** START OF Input data **

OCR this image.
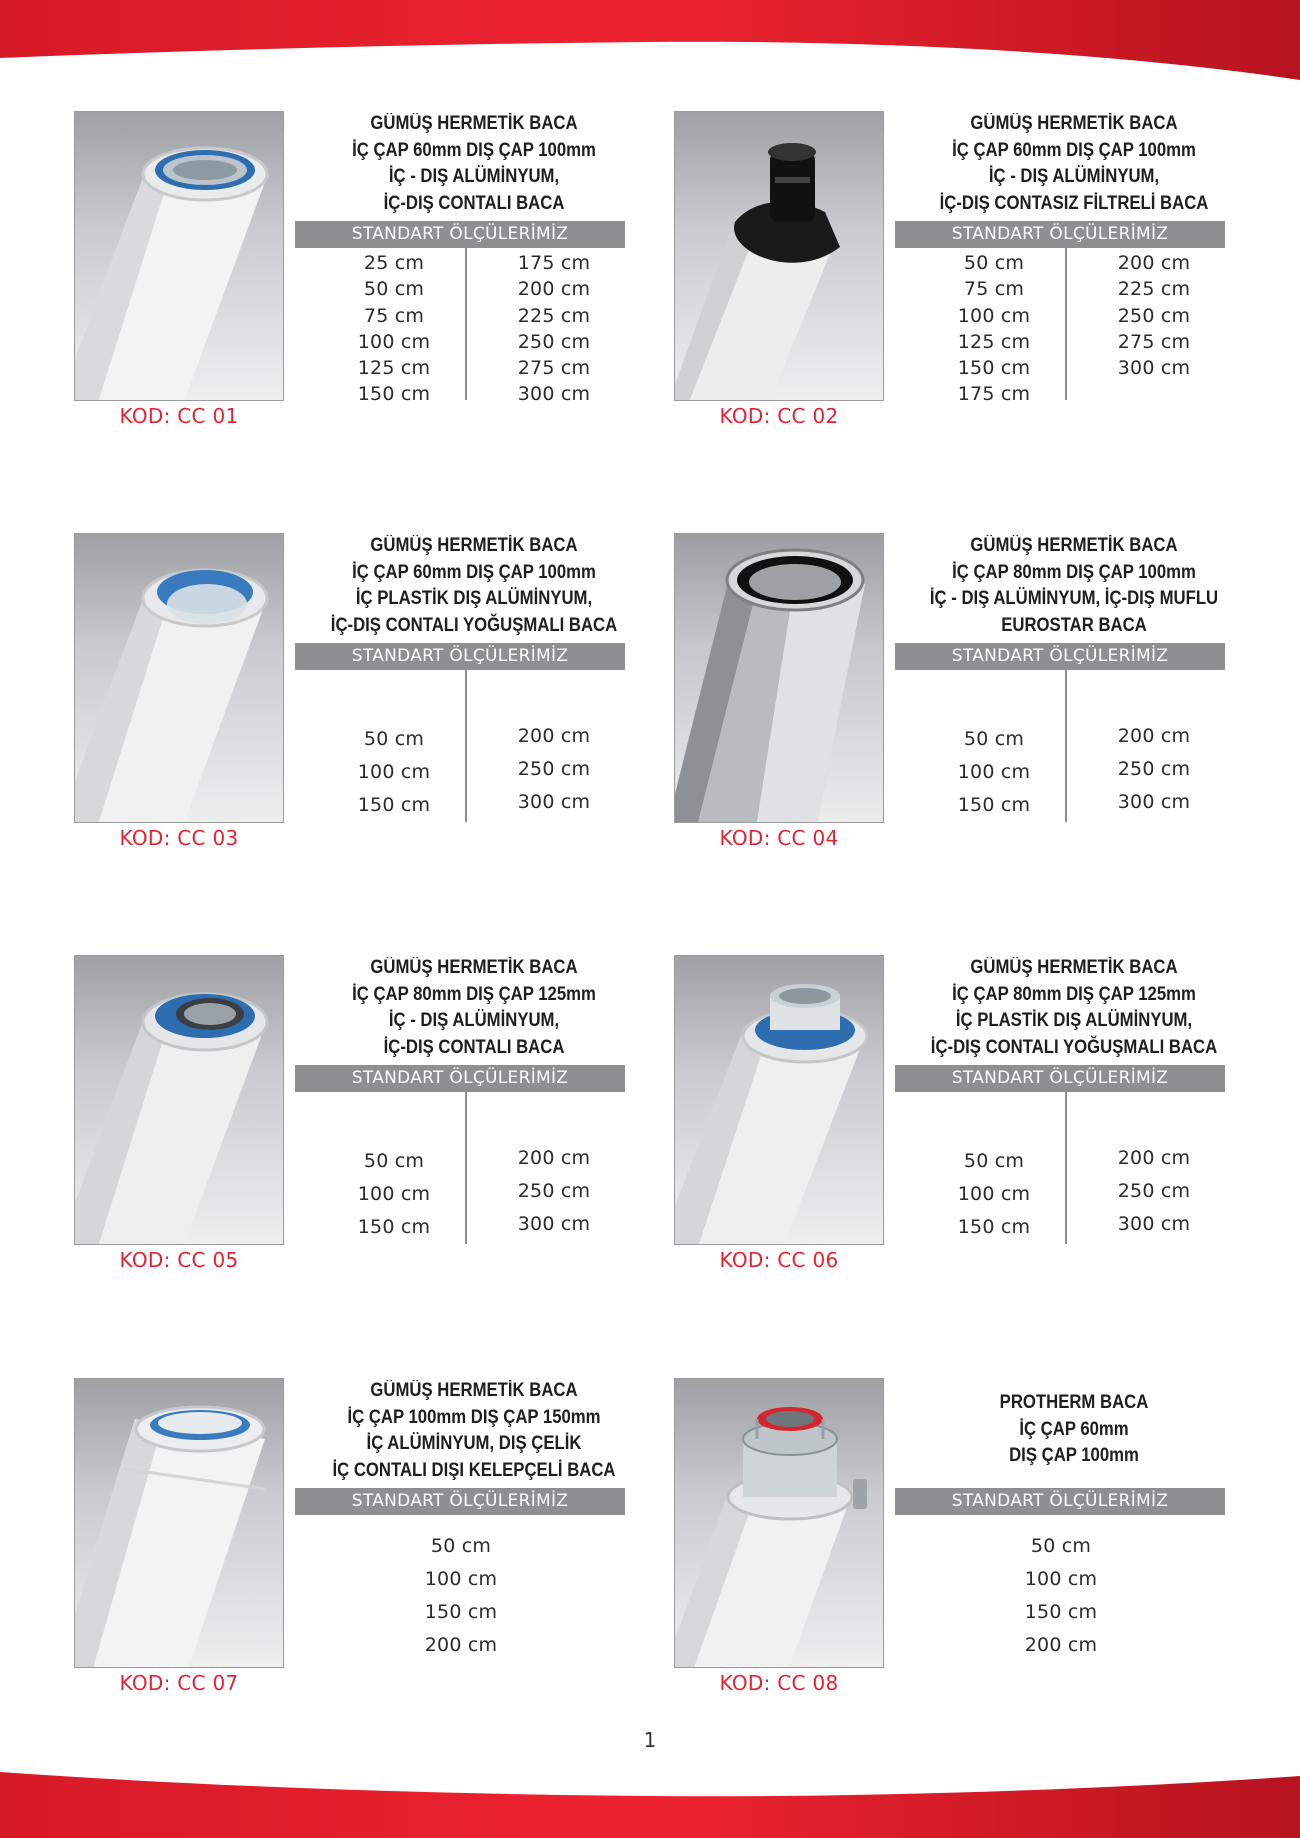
KOD: CC 01
GÜMÜŞ HERMETİK BACA
İÇ ÇAP 60mm DIŞ ÇAP 100mm
İÇ - DIŞ ALÜMİNYUM,
İÇ-DIŞ CONTALI BACA
STANDART ÖLÇÜLERİMİZ
25 cm
50 cm
75 cm
100 cm
125 cm
150 cm
175 cm
200 cm
225 cm
250 cm
275 cm
300 cm
KOD: CC 02
GÜMÜŞ HERMETİK BACA
İÇ ÇAP 60mm DIŞ ÇAP 100mm
İÇ - DIŞ ALÜMİNYUM,
İÇ-DIŞ CONTASIZ FİLTRELİ BACA
STANDART ÖLÇÜLERİMİZ
50 cm
75 cm
100 cm
125 cm
150 cm
175 cm
200 cm
225 cm
250 cm
275 cm
300 cm
KOD: CC 03
GÜMÜŞ HERMETİK BACA
İÇ ÇAP 60mm DIŞ ÇAP 100mm
İÇ PLASTİK DIŞ ALÜMİNYUM,
İÇ-DIŞ CONTALI YOĞUŞMALI BACA
STANDART ÖLÇÜLERİMİZ
50 cm
100 cm
150 cm
200 cm
250 cm
300 cm
KOD: CC 04
GÜMÜŞ HERMETİK BACA
İÇ ÇAP 80mm DIŞ ÇAP 100mm
İÇ - DIŞ ALÜMİNYUM, İÇ-DIŞ MUFLU
EUROSTAR BACA
STANDART ÖLÇÜLERİMİZ
50 cm
100 cm
150 cm
200 cm
250 cm
300 cm
KOD: CC 05
GÜMÜŞ HERMETİK BACA
İÇ ÇAP 80mm DIŞ ÇAP 125mm
İÇ - DIŞ ALÜMİNYUM,
İÇ-DIŞ CONTALI BACA
STANDART ÖLÇÜLERİMİZ
50 cm
100 cm
150 cm
200 cm
250 cm
300 cm
KOD: CC 06
GÜMÜŞ HERMETİK BACA
İÇ ÇAP 80mm DIŞ ÇAP 125mm
İÇ PLASTİK DIŞ ALÜMİNYUM,
İÇ-DIŞ CONTALI YOĞUŞMALI BACA
STANDART ÖLÇÜLERİMİZ
50 cm
100 cm
150 cm
200 cm
250 cm
300 cm
KOD: CC 07
GÜMÜŞ HERMETİK BACA
İÇ ÇAP 100mm DIŞ ÇAP 150mm
İÇ ALÜMİNYUM, DIŞ ÇELİK
İÇ CONTALI DIŞI KELEPÇELİ BACA
STANDART ÖLÇÜLERİMİZ
50 cm
100 cm
150 cm
200 cm
KOD: CC 08
PROTHERM BACA
İÇ ÇAP 60mm
DIŞ ÇAP 100mm
STANDART ÖLÇÜLERİMİZ
50 cm
100 cm
150 cm
200 cm
1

** END OF Input data **

Task description —
Print out the lines exactly, skipping any picture.

Solution for this task —
OCR this image.
KOD: CC 01
GÜMÜŞ HERMETİK BACA
İÇ ÇAP 60mm DIŞ ÇAP 100mm
İÇ - DIŞ ALÜMİNYUM,
İÇ-DIŞ CONTALI BACA
STANDART ÖLÇÜLERİMİZ
25 cm
50 cm
75 cm
100 cm
125 cm
150 cm
175 cm
200 cm
225 cm
250 cm
275 cm
300 cm
KOD: CC 02
GÜMÜŞ HERMETİK BACA
İÇ ÇAP 60mm DIŞ ÇAP 100mm
İÇ - DIŞ ALÜMİNYUM,
İÇ-DIŞ CONTASIZ FİLTRELİ BACA
STANDART ÖLÇÜLERİMİZ
50 cm
75 cm
100 cm
125 cm
150 cm
175 cm
200 cm
225 cm
250 cm
275 cm
300 cm
KOD: CC 03
GÜMÜŞ HERMETİK BACA
İÇ ÇAP 60mm DIŞ ÇAP 100mm
İÇ PLASTİK DIŞ ALÜMİNYUM,
İÇ-DIŞ CONTALI YOĞUŞMALI BACA
STANDART ÖLÇÜLERİMİZ
50 cm
100 cm
150 cm
200 cm
250 cm
300 cm
KOD: CC 04
GÜMÜŞ HERMETİK BACA
İÇ ÇAP 80mm DIŞ ÇAP 100mm
İÇ - DIŞ ALÜMİNYUM, İÇ-DIŞ MUFLU
EUROSTAR BACA
STANDART ÖLÇÜLERİMİZ
50 cm
100 cm
150 cm
200 cm
250 cm
300 cm
KOD: CC 05
GÜMÜŞ HERMETİK BACA
İÇ ÇAP 80mm DIŞ ÇAP 125mm
İÇ - DIŞ ALÜMİNYUM,
İÇ-DIŞ CONTALI BACA
STANDART ÖLÇÜLERİMİZ
50 cm
100 cm
150 cm
200 cm
250 cm
300 cm
KOD: CC 06
GÜMÜŞ HERMETİK BACA
İÇ ÇAP 80mm DIŞ ÇAP 125mm
İÇ PLASTİK DIŞ ALÜMİNYUM,
İÇ-DIŞ CONTALI YOĞUŞMALI BACA
STANDART ÖLÇÜLERİMİZ
50 cm
100 cm
150 cm
200 cm
250 cm
300 cm
KOD: CC 07
GÜMÜŞ HERMETİK BACA
İÇ ÇAP 100mm DIŞ ÇAP 150mm
İÇ ALÜMİNYUM, DIŞ ÇELİK
İÇ CONTALI DIŞI KELEPÇELİ BACA
STANDART ÖLÇÜLERİMİZ
50 cm
100 cm
150 cm
200 cm
KOD: CC 08
PROTHERM BACA
İÇ ÇAP 60mm
DIŞ ÇAP 100mm
STANDART ÖLÇÜLERİMİZ
50 cm
100 cm
150 cm
200 cm
1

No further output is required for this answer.